___ ENTRIES PROVIDED

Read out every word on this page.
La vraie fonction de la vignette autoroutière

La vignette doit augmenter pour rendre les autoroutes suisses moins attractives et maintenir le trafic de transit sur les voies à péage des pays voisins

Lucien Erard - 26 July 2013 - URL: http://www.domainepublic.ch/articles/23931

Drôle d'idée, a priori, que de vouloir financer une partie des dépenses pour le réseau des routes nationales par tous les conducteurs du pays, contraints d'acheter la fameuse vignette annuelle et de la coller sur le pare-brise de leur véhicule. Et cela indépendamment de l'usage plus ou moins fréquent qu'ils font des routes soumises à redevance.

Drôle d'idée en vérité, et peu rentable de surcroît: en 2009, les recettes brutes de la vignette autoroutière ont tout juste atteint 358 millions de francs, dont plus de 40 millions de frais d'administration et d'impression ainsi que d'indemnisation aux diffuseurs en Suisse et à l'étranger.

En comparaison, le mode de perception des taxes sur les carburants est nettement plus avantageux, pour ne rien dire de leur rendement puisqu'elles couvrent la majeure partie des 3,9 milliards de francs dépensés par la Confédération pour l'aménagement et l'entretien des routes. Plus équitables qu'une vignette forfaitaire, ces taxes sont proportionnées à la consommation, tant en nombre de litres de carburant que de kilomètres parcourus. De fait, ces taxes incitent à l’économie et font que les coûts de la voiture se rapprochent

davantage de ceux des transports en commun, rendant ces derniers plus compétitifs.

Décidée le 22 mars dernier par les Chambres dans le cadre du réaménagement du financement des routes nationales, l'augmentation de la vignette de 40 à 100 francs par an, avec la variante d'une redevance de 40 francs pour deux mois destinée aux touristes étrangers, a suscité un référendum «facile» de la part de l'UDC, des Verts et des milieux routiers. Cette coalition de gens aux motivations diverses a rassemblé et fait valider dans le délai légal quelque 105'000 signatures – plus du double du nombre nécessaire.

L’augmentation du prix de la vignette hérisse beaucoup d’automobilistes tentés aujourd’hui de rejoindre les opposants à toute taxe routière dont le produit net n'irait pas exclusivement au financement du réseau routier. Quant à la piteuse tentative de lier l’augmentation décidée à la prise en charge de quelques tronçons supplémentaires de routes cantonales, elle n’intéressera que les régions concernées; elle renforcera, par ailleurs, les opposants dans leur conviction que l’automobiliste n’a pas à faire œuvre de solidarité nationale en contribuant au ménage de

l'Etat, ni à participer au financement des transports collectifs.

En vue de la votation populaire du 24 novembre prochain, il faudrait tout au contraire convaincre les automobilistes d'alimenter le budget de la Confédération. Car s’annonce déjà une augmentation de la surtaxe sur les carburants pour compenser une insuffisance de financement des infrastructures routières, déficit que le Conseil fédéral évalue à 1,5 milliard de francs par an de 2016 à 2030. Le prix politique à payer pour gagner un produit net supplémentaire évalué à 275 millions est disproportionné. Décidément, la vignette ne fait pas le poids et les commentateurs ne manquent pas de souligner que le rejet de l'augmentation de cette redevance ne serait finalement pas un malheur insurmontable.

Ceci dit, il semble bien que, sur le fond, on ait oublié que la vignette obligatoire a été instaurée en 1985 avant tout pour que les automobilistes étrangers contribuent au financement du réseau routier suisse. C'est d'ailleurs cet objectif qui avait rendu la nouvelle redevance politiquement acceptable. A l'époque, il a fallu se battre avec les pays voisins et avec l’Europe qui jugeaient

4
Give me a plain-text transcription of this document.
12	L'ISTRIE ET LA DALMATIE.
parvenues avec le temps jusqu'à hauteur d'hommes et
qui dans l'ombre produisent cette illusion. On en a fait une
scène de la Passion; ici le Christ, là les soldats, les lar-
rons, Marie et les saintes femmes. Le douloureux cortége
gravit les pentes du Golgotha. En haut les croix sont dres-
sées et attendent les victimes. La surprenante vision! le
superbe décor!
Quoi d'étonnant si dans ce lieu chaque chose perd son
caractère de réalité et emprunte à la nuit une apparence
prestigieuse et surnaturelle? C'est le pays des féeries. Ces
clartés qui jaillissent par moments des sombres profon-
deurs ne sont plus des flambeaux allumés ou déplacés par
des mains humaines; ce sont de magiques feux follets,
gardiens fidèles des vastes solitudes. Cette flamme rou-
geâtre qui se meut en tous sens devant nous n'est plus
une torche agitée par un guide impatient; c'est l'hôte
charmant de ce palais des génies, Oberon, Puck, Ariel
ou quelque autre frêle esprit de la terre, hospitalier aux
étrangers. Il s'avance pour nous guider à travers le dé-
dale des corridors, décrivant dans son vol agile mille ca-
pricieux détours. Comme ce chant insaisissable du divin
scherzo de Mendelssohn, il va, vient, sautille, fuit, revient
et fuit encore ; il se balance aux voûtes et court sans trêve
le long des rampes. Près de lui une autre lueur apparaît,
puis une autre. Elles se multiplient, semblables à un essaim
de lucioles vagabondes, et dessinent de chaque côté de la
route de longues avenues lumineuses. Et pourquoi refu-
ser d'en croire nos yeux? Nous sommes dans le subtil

______

EXERCISE DETAILS
Of the lines above, how many include the word "chaque"? Reply with the number alone.

CORRECT ANSWER
2